:: DATA SUPPLIED ::

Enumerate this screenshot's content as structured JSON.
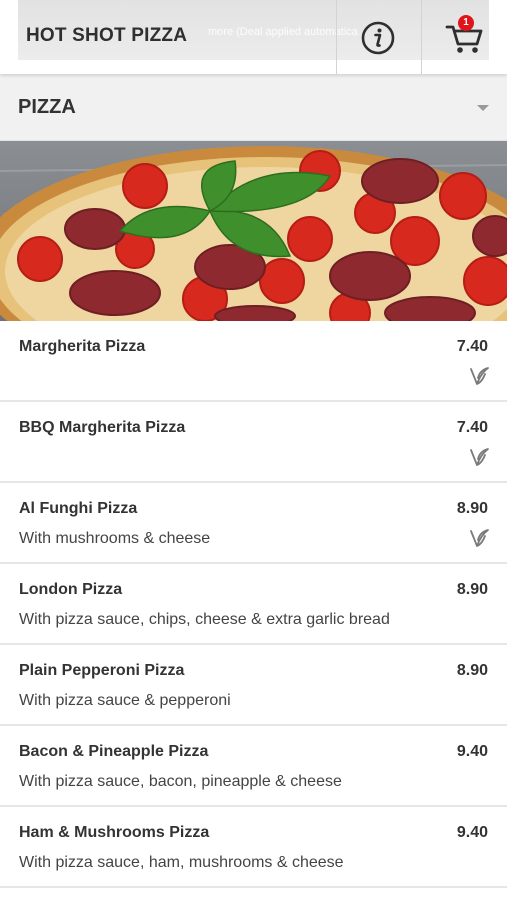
{
  "header": {
    "brand": "HOT SHOT PIZZA",
    "banner_text": "more (Deal applied automatica",
    "info_icon": "info-icon",
    "cart_icon": "shopping-cart-icon",
    "cart_count": "1",
    "badge_color": "#e0151b"
  },
  "category": {
    "title": "PIZZA",
    "chevron_icon": "chevron-down-icon"
  },
  "hero": {
    "alt": "pizza-photo"
  },
  "items": [
    {
      "name": "Margherita Pizza",
      "desc": "",
      "price": "7.40",
      "vegetarian": true
    },
    {
      "name": "BBQ Margherita Pizza",
      "desc": "",
      "price": "7.40",
      "vegetarian": true
    },
    {
      "name": "Al Funghi Pizza",
      "desc": "With mushrooms & cheese",
      "price": "8.90",
      "vegetarian": true
    },
    {
      "name": "London Pizza",
      "desc": "With pizza sauce, chips, cheese & extra garlic bread",
      "price": "8.90",
      "vegetarian": false
    },
    {
      "name": "Plain Pepperoni Pizza",
      "desc": "With pizza sauce & pepperoni",
      "price": "8.90",
      "vegetarian": false
    },
    {
      "name": "Bacon & Pineapple Pizza",
      "desc": "With pizza sauce, bacon, pineapple & cheese",
      "price": "9.40",
      "vegetarian": false
    },
    {
      "name": "Ham & Mushrooms Pizza",
      "desc": "With pizza sauce, ham, mushrooms & cheese",
      "price": "9.40",
      "vegetarian": false
    }
  ]
}
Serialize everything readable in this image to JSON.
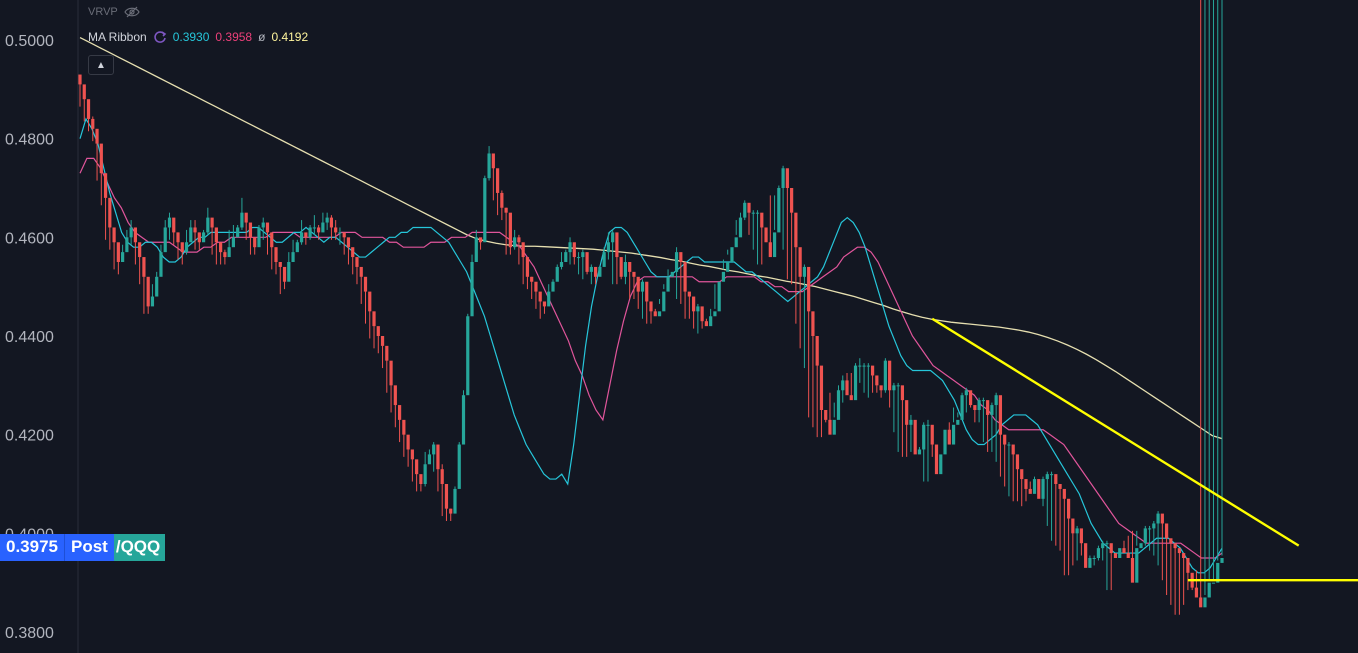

:::

WRITTEN REQUEST: Without including any picture, repeat the data exactly.

FINISHED EXERCISE:
Enumerate this screenshot's content as structured JSON.
{
  "header": {
    "brand": "HOT SHOT PIZZA",
    "banner_text": "more (Deal applied automatica",
    "info_icon": "info-icon",
    "cart_icon": "shopping-cart-icon",
    "cart_count": "1",
    "badge_color": "#e0151b"
  },
  "category": {
    "title": "PIZZA",
    "chevron_icon": "chevron-down-icon"
  },
  "hero": {
    "alt": "pizza-photo"
  },
  "items": [
    {
      "name": "Margherita Pizza",
      "desc": "",
      "price": "7.40",
      "vegetarian": true
    },
    {
      "name": "BBQ Margherita Pizza",
      "desc": "",
      "price": "7.40",
      "vegetarian": true
    },
    {
      "name": "Al Funghi Pizza",
      "desc": "With mushrooms & cheese",
      "price": "8.90",
      "vegetarian": true
    },
    {
      "name": "London Pizza",
      "desc": "With pizza sauce, chips, cheese & extra garlic bread",
      "price": "8.90",
      "vegetarian": false
    },
    {
      "name": "Plain Pepperoni Pizza",
      "desc": "With pizza sauce & pepperoni",
      "price": "8.90",
      "vegetarian": false
    },
    {
      "name": "Bacon & Pineapple Pizza",
      "desc": "With pizza sauce, bacon, pineapple & cheese",
      "price": "9.40",
      "vegetarian": false
    },
    {
      "name": "Ham & Mushrooms Pizza",
      "desc": "With pizza sauce, ham, mushrooms & cheese",
      "price": "9.40",
      "vegetarian": false
    }
  ]
}
Serialize everything readable in this image to JSON.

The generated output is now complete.